begin DATASET ROWS
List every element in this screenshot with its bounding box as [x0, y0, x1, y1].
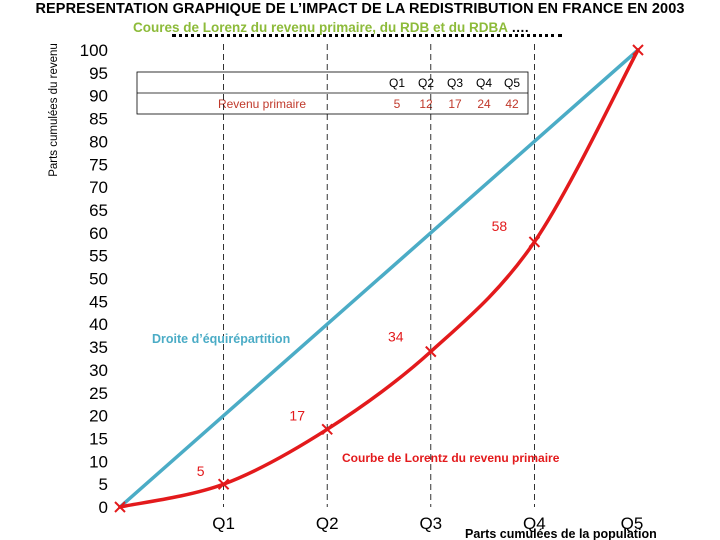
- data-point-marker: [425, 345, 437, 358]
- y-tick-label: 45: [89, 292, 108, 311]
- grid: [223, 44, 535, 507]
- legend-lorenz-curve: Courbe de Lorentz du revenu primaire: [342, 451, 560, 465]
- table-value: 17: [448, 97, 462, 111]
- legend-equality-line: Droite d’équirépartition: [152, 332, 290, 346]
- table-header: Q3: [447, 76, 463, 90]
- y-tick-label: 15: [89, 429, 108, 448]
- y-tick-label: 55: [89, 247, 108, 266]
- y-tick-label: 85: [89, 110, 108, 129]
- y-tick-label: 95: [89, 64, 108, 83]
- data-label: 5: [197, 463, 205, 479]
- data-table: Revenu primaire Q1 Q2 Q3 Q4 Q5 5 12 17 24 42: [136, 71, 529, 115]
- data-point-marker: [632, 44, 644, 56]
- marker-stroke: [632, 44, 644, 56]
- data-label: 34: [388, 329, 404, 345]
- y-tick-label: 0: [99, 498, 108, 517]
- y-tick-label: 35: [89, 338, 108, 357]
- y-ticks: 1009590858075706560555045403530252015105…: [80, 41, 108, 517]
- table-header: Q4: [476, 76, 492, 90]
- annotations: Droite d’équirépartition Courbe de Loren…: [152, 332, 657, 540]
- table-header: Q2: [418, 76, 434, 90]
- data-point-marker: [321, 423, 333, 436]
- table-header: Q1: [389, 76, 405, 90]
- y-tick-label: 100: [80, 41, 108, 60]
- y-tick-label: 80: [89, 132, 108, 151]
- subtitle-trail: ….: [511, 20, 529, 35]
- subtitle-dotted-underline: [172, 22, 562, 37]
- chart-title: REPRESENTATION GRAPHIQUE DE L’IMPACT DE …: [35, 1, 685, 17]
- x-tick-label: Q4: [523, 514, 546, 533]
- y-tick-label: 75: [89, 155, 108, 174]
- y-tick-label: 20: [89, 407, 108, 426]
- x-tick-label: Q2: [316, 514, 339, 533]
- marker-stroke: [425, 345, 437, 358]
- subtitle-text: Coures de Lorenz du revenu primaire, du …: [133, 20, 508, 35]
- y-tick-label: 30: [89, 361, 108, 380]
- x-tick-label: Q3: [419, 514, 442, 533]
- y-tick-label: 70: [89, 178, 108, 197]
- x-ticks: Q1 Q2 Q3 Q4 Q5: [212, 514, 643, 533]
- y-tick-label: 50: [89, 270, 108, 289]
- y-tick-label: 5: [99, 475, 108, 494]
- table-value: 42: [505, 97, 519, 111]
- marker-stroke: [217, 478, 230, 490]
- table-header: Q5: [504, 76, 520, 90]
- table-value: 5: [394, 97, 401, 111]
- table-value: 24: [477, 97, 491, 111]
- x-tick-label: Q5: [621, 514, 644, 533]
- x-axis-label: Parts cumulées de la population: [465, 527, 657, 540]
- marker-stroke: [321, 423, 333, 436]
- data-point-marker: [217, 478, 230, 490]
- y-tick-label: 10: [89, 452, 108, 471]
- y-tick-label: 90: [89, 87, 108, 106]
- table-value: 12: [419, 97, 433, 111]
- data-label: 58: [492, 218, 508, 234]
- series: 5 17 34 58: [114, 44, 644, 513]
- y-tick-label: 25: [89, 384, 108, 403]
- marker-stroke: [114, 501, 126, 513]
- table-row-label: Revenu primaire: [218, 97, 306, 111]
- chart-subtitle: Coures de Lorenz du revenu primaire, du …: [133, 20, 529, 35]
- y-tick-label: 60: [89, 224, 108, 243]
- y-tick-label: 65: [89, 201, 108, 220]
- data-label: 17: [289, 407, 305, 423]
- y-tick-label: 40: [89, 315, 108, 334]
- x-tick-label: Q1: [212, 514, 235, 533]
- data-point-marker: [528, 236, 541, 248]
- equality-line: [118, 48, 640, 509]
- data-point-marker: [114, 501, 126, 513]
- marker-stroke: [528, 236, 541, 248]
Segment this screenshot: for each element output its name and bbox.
end DATASET ROWS
begin DATASET ROWS
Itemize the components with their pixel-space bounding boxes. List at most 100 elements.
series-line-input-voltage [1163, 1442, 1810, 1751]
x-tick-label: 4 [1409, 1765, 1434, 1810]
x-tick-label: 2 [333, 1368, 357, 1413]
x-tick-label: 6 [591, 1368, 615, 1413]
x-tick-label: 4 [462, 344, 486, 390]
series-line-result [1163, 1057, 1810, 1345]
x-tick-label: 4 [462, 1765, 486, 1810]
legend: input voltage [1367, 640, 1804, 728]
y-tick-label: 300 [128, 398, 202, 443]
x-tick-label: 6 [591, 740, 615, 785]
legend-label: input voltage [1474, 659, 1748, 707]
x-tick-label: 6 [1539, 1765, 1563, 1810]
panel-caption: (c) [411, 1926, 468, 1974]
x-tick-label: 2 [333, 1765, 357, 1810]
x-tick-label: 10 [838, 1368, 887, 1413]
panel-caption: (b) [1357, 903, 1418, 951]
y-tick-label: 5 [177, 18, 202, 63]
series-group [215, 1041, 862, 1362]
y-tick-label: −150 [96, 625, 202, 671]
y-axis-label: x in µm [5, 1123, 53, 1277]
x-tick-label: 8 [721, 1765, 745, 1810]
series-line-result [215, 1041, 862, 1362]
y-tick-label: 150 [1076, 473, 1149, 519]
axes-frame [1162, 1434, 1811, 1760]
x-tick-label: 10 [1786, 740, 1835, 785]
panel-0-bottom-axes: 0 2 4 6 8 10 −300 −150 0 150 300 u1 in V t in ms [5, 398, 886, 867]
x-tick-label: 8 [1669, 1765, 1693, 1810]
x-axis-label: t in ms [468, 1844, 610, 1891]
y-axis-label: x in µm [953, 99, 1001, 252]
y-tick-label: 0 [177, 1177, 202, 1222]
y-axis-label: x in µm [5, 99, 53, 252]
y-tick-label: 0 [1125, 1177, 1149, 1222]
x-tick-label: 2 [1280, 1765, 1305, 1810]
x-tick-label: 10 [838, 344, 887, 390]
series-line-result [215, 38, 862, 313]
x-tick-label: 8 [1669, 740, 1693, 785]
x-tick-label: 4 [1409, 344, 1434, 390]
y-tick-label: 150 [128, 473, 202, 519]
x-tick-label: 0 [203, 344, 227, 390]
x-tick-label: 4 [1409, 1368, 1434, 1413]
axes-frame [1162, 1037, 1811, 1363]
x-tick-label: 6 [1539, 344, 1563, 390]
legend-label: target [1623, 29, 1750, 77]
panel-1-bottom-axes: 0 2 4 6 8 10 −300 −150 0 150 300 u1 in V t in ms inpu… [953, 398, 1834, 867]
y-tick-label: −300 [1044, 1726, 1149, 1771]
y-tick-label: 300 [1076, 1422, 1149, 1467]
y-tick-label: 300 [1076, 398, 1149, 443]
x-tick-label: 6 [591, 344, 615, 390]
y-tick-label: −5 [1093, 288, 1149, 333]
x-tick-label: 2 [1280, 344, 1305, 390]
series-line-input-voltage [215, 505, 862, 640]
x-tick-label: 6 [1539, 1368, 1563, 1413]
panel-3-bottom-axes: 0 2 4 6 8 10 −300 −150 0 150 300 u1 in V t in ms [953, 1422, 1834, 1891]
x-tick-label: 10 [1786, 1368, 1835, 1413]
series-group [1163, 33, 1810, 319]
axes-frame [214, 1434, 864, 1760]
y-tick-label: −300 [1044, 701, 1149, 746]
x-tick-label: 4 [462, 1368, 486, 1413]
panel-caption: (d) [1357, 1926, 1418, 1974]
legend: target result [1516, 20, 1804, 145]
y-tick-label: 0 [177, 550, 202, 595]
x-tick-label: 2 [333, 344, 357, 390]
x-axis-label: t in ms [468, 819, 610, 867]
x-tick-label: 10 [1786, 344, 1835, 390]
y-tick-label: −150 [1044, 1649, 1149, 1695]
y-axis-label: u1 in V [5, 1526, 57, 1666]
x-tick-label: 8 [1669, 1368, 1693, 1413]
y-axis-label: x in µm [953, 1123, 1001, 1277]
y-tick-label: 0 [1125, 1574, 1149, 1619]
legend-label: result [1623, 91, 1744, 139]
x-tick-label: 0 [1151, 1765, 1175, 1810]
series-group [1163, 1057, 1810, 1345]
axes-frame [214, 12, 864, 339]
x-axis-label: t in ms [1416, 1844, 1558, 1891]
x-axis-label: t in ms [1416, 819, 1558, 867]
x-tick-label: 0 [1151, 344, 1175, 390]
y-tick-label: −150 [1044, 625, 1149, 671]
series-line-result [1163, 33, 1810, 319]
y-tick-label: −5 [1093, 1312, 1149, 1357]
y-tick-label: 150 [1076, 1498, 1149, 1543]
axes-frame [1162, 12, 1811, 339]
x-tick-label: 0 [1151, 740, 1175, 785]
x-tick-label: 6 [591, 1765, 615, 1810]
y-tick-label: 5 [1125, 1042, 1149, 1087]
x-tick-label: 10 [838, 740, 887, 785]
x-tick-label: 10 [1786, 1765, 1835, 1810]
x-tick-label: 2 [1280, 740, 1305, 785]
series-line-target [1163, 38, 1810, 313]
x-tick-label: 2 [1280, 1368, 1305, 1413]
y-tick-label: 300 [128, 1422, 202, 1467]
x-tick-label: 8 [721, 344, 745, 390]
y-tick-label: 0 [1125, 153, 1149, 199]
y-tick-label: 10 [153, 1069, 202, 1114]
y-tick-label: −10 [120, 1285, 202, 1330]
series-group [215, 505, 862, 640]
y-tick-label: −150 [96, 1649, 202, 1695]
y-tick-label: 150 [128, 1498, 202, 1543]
end DATASET ROWS
EXERCISE.
Express the rows starting at the line containing "Itemize the components" and ending at the line containing "x-tick-label: 4 [462, 344, 486, 390]" as a JSON list of strings, one string per line, with blank lines left out.

RESPONSE BELOW.
[
  "Itemize the components with their pixel-space bounding boxes. List at most 100 elements.",
  "series-line-input-voltage [1163, 1442, 1810, 1751]",
  "x-tick-label: 4 [1409, 1765, 1434, 1810]",
  "x-tick-label: 2 [333, 1368, 357, 1413]",
  "x-tick-label: 6 [591, 1368, 615, 1413]",
  "x-tick-label: 4 [462, 344, 486, 390]"
]